>> start
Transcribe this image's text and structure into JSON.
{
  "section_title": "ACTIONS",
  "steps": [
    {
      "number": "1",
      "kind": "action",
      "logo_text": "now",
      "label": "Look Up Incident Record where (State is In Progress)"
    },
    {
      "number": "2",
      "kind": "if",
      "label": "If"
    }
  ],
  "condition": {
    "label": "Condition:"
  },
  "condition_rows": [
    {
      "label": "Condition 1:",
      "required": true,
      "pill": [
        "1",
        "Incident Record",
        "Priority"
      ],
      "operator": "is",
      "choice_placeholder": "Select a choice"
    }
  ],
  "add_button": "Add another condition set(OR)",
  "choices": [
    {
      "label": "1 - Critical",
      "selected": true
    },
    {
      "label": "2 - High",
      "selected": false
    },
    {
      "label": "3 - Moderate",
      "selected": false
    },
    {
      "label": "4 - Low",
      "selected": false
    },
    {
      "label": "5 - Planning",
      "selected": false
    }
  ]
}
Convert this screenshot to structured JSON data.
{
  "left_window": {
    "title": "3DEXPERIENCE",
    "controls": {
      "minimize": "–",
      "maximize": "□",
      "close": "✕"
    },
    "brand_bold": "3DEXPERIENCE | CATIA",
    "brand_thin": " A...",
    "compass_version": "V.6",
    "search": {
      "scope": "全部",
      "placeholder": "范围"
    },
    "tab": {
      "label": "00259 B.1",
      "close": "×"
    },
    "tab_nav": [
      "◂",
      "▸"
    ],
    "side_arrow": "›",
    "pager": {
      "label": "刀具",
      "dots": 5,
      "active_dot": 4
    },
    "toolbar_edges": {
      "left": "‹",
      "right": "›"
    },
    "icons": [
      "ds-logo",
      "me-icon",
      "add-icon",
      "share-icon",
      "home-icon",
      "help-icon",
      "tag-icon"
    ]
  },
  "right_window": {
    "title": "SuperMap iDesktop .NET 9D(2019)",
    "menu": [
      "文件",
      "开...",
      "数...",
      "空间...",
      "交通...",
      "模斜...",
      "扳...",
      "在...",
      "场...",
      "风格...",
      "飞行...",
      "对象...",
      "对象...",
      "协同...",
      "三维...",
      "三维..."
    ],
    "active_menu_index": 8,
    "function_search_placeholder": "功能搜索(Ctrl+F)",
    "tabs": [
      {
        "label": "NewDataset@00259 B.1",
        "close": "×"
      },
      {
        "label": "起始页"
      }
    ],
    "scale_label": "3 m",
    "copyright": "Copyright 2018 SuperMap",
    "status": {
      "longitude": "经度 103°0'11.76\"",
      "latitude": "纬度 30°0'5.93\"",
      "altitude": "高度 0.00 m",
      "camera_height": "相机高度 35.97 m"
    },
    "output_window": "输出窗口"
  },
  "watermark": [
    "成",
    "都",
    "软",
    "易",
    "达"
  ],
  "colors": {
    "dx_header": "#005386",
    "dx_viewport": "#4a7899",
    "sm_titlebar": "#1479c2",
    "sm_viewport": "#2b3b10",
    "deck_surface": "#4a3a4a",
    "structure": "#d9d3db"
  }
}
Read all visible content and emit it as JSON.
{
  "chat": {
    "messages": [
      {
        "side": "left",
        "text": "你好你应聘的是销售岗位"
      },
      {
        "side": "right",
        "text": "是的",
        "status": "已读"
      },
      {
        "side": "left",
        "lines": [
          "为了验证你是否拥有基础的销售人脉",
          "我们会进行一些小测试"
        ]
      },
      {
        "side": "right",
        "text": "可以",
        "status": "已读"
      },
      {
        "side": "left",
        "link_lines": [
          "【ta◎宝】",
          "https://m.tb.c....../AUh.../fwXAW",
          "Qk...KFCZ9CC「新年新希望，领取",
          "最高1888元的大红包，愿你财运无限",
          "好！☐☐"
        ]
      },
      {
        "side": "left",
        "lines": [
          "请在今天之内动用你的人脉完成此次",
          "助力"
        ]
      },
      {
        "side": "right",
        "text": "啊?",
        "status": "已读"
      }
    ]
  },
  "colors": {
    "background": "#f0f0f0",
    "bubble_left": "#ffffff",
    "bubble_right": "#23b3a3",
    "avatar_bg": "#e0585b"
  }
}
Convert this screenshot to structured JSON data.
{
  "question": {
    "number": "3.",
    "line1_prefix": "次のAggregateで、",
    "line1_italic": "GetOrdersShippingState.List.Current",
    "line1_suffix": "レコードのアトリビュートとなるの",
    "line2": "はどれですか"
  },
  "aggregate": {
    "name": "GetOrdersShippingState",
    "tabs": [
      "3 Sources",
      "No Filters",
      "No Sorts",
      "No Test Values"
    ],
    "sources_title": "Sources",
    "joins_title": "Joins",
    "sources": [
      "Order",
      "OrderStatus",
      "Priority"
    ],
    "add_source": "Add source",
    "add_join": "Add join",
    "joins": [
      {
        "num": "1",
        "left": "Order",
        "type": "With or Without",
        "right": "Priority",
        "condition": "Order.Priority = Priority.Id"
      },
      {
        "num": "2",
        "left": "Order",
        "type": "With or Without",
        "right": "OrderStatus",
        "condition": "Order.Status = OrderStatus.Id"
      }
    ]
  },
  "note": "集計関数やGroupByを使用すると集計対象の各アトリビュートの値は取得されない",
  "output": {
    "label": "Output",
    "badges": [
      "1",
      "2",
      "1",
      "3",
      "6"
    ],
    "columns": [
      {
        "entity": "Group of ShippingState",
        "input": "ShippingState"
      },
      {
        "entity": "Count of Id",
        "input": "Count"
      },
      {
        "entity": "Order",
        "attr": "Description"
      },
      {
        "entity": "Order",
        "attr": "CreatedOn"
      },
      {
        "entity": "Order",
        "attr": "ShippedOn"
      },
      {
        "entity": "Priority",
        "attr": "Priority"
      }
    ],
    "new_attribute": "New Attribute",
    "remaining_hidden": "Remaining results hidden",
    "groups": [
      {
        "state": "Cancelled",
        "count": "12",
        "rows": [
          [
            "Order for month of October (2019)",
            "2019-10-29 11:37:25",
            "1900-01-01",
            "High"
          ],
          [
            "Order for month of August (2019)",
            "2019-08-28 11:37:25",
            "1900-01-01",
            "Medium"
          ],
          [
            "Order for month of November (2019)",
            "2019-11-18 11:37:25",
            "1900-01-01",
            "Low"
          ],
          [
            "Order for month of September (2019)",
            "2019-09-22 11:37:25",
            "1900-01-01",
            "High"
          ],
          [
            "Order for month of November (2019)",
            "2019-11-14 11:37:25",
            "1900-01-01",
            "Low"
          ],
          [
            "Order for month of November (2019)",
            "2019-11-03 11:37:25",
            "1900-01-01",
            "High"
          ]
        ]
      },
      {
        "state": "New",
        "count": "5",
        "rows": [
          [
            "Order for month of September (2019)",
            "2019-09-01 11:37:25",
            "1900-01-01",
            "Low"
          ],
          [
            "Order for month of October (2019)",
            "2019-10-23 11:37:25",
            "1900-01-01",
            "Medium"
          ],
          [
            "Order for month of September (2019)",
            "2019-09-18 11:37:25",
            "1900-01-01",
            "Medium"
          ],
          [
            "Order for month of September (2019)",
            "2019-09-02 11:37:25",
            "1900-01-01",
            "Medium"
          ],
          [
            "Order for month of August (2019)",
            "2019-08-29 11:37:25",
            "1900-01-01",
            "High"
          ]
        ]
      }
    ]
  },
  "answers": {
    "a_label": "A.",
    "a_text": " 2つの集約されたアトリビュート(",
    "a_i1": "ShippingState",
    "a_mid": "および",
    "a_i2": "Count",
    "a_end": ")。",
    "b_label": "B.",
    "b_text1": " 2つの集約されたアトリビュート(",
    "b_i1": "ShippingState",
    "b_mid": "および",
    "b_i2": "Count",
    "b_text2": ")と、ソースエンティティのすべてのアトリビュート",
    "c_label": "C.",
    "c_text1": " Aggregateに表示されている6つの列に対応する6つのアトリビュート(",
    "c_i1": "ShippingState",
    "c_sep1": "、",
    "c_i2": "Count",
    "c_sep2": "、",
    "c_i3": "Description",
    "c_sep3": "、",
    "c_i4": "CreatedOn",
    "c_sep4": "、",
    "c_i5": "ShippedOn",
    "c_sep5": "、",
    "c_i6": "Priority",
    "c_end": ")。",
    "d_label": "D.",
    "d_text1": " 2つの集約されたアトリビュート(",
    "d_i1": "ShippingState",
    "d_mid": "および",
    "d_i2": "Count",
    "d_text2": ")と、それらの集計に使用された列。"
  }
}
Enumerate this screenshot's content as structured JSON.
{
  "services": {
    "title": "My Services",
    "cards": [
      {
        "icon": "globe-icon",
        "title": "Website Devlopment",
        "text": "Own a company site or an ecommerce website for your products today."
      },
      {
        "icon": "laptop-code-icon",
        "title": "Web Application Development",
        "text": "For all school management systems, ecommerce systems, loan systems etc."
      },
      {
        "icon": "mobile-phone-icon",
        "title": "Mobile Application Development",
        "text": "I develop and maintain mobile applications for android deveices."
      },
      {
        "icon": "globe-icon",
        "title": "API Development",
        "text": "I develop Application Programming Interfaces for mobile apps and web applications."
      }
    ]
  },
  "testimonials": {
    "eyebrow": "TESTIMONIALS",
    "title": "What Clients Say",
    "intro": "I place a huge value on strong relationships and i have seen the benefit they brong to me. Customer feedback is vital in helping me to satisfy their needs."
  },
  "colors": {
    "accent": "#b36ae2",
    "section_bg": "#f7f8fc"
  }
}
>> end
Across all the entries, count the lines that contain the word "applications" and give the number by itself.

2